↓

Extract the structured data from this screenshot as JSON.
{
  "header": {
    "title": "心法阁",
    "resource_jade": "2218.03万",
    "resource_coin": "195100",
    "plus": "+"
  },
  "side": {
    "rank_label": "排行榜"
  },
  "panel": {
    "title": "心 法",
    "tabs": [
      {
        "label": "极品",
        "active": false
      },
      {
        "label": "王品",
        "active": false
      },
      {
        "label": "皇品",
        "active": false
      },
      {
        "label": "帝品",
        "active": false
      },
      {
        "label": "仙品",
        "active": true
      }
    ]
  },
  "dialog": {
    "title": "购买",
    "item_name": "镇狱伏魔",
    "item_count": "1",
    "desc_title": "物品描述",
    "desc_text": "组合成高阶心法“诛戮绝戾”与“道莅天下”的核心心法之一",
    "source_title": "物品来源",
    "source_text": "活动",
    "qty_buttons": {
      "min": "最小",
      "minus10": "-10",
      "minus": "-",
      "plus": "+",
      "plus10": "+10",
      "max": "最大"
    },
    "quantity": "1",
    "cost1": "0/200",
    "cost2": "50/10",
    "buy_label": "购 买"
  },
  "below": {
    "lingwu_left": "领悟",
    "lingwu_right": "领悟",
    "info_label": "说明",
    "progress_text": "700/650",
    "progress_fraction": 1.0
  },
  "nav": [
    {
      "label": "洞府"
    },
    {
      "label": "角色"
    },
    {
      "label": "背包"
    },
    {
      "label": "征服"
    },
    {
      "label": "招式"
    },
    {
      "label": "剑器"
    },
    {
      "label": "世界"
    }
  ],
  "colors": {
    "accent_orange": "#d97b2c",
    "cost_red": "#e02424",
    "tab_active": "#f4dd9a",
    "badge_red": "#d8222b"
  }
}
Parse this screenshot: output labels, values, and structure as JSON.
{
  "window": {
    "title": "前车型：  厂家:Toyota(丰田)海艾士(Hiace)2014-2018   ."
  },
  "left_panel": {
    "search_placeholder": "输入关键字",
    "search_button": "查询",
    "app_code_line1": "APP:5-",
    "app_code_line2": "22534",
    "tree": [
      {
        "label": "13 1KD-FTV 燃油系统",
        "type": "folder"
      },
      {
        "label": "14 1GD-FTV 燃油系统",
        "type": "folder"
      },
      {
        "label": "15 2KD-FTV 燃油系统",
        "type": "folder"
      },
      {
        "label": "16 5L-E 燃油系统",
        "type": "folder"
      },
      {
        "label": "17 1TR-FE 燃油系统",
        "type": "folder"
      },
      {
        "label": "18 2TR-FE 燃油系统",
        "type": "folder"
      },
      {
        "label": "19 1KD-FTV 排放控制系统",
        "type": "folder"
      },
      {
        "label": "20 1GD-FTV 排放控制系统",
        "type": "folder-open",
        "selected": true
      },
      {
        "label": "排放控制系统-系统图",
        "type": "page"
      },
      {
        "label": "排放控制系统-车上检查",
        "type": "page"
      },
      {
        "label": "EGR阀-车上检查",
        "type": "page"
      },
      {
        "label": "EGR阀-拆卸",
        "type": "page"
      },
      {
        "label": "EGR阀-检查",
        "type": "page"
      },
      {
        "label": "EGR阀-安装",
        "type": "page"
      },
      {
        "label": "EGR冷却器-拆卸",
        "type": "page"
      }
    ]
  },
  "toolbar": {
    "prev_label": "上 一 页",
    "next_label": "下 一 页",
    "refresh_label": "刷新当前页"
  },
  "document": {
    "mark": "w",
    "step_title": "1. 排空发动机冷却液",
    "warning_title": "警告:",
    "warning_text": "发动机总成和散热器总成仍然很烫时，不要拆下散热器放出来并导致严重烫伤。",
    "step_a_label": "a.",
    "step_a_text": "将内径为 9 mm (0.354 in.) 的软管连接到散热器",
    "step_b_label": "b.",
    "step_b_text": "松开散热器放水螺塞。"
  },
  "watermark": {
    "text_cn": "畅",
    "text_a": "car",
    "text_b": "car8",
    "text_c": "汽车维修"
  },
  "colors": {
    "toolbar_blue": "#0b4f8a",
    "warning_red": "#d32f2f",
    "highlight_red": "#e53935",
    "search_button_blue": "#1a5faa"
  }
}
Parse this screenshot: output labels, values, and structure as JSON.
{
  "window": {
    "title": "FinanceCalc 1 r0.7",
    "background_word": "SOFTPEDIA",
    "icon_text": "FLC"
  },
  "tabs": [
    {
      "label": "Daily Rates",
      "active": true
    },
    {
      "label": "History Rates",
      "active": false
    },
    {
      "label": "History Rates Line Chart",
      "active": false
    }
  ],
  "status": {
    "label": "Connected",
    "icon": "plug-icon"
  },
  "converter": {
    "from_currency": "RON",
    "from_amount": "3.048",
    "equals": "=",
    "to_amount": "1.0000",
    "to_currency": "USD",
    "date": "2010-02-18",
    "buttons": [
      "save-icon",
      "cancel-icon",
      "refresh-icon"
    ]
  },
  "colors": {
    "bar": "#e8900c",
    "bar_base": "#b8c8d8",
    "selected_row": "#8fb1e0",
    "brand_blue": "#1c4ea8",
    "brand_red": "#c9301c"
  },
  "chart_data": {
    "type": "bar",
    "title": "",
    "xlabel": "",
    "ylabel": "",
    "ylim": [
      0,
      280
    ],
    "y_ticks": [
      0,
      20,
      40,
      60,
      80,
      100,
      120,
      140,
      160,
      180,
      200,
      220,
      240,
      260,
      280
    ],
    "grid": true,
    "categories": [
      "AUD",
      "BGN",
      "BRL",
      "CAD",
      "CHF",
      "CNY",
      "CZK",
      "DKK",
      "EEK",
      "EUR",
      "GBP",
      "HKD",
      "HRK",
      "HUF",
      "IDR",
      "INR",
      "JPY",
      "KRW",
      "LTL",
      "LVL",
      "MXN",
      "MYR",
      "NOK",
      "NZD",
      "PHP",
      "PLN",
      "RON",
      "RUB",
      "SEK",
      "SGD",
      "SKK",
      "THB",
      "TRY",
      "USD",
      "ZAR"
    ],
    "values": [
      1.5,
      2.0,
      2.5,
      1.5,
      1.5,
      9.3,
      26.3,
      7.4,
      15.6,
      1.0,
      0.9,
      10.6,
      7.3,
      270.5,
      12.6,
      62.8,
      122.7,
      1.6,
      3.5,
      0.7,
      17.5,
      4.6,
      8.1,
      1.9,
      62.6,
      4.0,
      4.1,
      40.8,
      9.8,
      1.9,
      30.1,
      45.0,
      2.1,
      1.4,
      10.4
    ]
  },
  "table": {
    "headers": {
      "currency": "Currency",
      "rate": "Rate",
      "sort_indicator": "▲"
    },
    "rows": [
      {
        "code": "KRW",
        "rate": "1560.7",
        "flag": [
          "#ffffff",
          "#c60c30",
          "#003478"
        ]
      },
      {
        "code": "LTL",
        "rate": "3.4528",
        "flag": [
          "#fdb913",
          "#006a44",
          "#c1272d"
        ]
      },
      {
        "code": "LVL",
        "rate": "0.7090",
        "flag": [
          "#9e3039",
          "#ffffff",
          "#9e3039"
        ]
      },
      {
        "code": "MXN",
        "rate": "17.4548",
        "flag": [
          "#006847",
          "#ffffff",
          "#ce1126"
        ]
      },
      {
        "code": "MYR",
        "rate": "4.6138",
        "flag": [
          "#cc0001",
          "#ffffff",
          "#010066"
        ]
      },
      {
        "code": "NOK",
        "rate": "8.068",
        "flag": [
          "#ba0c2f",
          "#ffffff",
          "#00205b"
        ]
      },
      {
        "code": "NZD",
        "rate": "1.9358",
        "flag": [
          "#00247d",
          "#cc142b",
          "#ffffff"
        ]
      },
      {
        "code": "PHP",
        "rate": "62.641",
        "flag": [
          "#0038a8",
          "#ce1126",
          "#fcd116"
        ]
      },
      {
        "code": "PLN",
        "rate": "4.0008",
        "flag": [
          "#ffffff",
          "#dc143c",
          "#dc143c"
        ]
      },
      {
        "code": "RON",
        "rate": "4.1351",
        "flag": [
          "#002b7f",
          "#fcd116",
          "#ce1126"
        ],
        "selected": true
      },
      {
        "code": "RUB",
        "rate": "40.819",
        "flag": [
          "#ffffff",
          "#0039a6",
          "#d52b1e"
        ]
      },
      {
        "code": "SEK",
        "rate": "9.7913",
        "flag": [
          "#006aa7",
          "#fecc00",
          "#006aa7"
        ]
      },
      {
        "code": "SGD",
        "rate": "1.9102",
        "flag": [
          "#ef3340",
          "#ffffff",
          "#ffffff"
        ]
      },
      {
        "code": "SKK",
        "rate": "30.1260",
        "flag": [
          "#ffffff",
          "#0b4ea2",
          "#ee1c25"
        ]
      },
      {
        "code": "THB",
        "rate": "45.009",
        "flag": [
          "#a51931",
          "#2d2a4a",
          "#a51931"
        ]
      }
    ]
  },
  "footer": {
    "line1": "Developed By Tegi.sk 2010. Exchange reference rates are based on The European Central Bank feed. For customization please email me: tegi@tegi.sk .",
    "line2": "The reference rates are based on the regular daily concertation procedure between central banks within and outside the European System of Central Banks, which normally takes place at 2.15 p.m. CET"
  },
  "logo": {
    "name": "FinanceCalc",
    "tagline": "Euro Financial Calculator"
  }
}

↑

> **EXERCISE REQUIREMENTS**
Extract all lines of the records above that include "based".

> **COMPLETE ANSWER**
    "line1": "Developed By Tegi.sk 2010. Exchange reference rates are based on The European Central Bank feed. For customization please email me: tegi@tegi.sk .",
    "line2": "The reference rates are based on the regular daily concertation procedure between central banks within and outside the European System of Central Banks, which normally takes place at 2.15 p.m. CET"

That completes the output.